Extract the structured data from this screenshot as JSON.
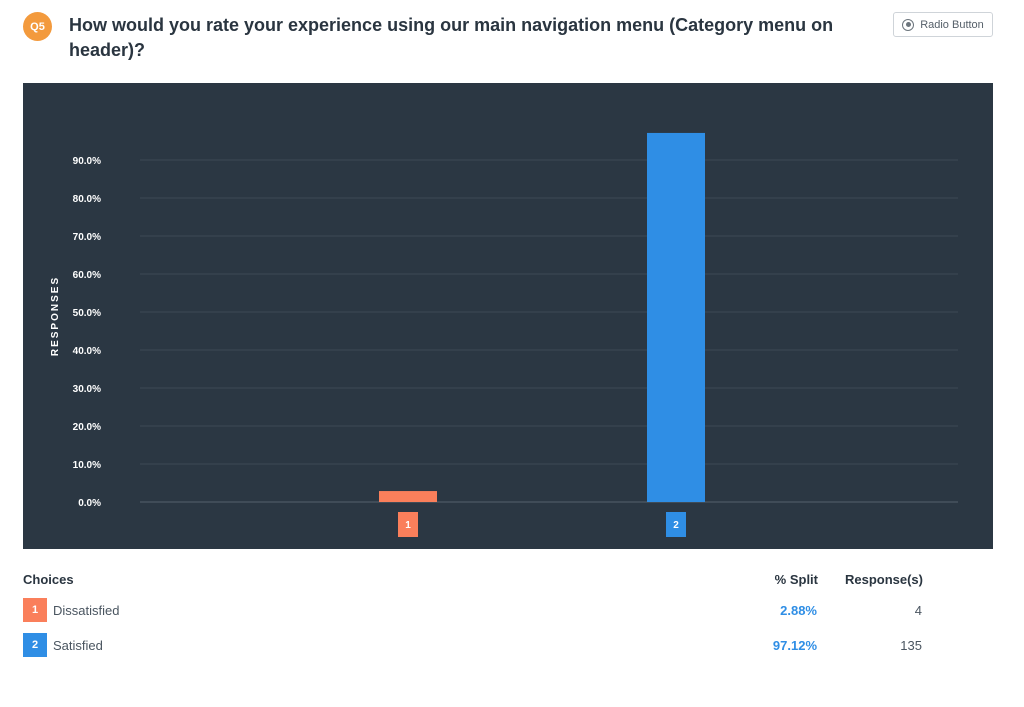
{
  "question": {
    "badge": "Q5",
    "title": "How would you rate your experience using our main navigation menu (Category menu on header)?",
    "type_label": "Radio Button",
    "type_icon": "radio-button-icon"
  },
  "chart_data": {
    "type": "bar",
    "categories": [
      "1",
      "2"
    ],
    "values": [
      2.88,
      97.12
    ],
    "colors": [
      "#fa7f5b",
      "#2f8ee5"
    ],
    "title": "",
    "xlabel": "",
    "ylabel": "RESPONSES",
    "ylim": [
      0,
      100
    ],
    "yticks": [
      0,
      10,
      20,
      30,
      40,
      50,
      60,
      70,
      80,
      90
    ],
    "ytick_labels": [
      "0.0%",
      "10.0%",
      "20.0%",
      "30.0%",
      "40.0%",
      "50.0%",
      "60.0%",
      "70.0%",
      "80.0%",
      "90.0%"
    ],
    "grid": true,
    "background": "#2b3743"
  },
  "table": {
    "headers": {
      "choices": "Choices",
      "split": "% Split",
      "responses": "Response(s)"
    },
    "rows": [
      {
        "num": "1",
        "label": "Dissatisfied",
        "split": "2.88%",
        "responses": "4",
        "color": "#fa7f5b"
      },
      {
        "num": "2",
        "label": "Satisfied",
        "split": "97.12%",
        "responses": "135",
        "color": "#2f8ee5"
      }
    ]
  }
}
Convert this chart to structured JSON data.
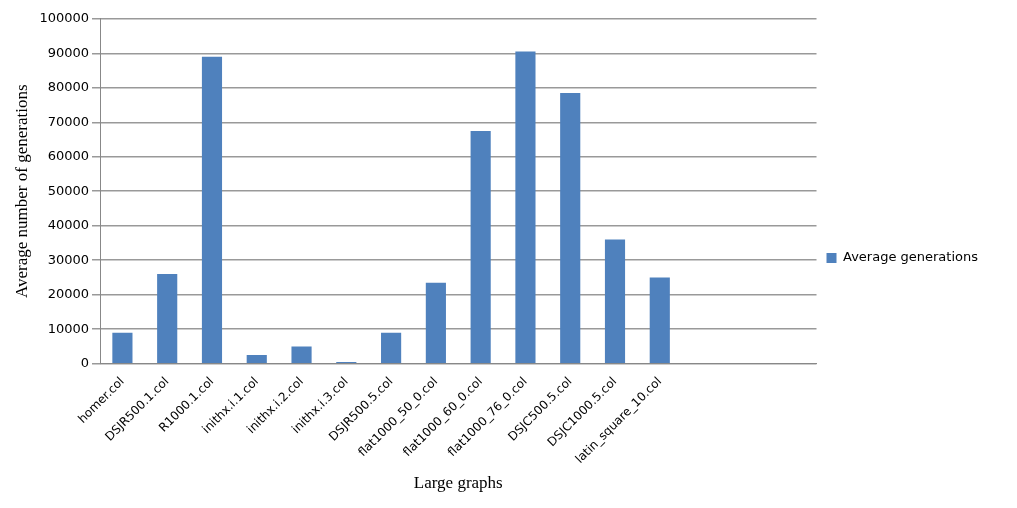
{
  "chart_data": {
    "type": "bar",
    "xlabel": "Large graphs",
    "ylabel": "Average number of generations",
    "categories": [
      "homer.col",
      "DSJR500.1.col",
      "R1000.1.col",
      "inithx.i.1.col",
      "inithx.i.2.col",
      "inithx.i.3.col",
      "DSJR500.5.col",
      "flat1000_50_0.col",
      "flat1000_60_0.col",
      "flat1000_76_0.col",
      "DSJC500.5.col",
      "DSJC1000.5.col",
      "latin_square_10.col",
      null,
      null,
      null
    ],
    "series": [
      {
        "name": "Average generations",
        "color": "#4f81bd",
        "values": [
          9000,
          26000,
          89000,
          2500,
          5000,
          500,
          9000,
          23500,
          67500,
          90500,
          78500,
          36000,
          25000,
          null,
          null,
          null
        ]
      }
    ],
    "ylim": [
      0,
      100000
    ],
    "yticks": [
      0,
      10000,
      20000,
      30000,
      40000,
      50000,
      60000,
      70000,
      80000,
      90000,
      100000
    ],
    "grid": "y",
    "legend": "right"
  }
}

---+---

### What the task asks
Return each line from the material above exactly, but not the pictures.

### Task answer
Extract the structured data from this screenshot as JSON.
{
  "question": {
    "badge": "Q5",
    "title": "How would you rate your experience using our main navigation menu (Category menu on header)?",
    "type_label": "Radio Button",
    "type_icon": "radio-button-icon"
  },
  "chart_data": {
    "type": "bar",
    "categories": [
      "1",
      "2"
    ],
    "values": [
      2.88,
      97.12
    ],
    "colors": [
      "#fa7f5b",
      "#2f8ee5"
    ],
    "title": "",
    "xlabel": "",
    "ylabel": "RESPONSES",
    "ylim": [
      0,
      100
    ],
    "yticks": [
      0,
      10,
      20,
      30,
      40,
      50,
      60,
      70,
      80,
      90
    ],
    "ytick_labels": [
      "0.0%",
      "10.0%",
      "20.0%",
      "30.0%",
      "40.0%",
      "50.0%",
      "60.0%",
      "70.0%",
      "80.0%",
      "90.0%"
    ],
    "grid": true,
    "background": "#2b3743"
  },
  "table": {
    "headers": {
      "choices": "Choices",
      "split": "% Split",
      "responses": "Response(s)"
    },
    "rows": [
      {
        "num": "1",
        "label": "Dissatisfied",
        "split": "2.88%",
        "responses": "4",
        "color": "#fa7f5b"
      },
      {
        "num": "2",
        "label": "Satisfied",
        "split": "97.12%",
        "responses": "135",
        "color": "#2f8ee5"
      }
    ]
  }
}
Convert this chart to structured JSON data.
{
  "chart_data": {
    "type": "bar",
    "xlabel": "Large graphs",
    "ylabel": "Average number of generations",
    "categories": [
      "homer.col",
      "DSJR500.1.col",
      "R1000.1.col",
      "inithx.i.1.col",
      "inithx.i.2.col",
      "inithx.i.3.col",
      "DSJR500.5.col",
      "flat1000_50_0.col",
      "flat1000_60_0.col",
      "flat1000_76_0.col",
      "DSJC500.5.col",
      "DSJC1000.5.col",
      "latin_square_10.col",
      null,
      null,
      null
    ],
    "series": [
      {
        "name": "Average generations",
        "color": "#4f81bd",
        "values": [
          9000,
          26000,
          89000,
          2500,
          5000,
          500,
          9000,
          23500,
          67500,
          90500,
          78500,
          36000,
          25000,
          null,
          null,
          null
        ]
      }
    ],
    "ylim": [
      0,
      100000
    ],
    "yticks": [
      0,
      10000,
      20000,
      30000,
      40000,
      50000,
      60000,
      70000,
      80000,
      90000,
      100000
    ],
    "grid": "y",
    "legend": "right"
  }
}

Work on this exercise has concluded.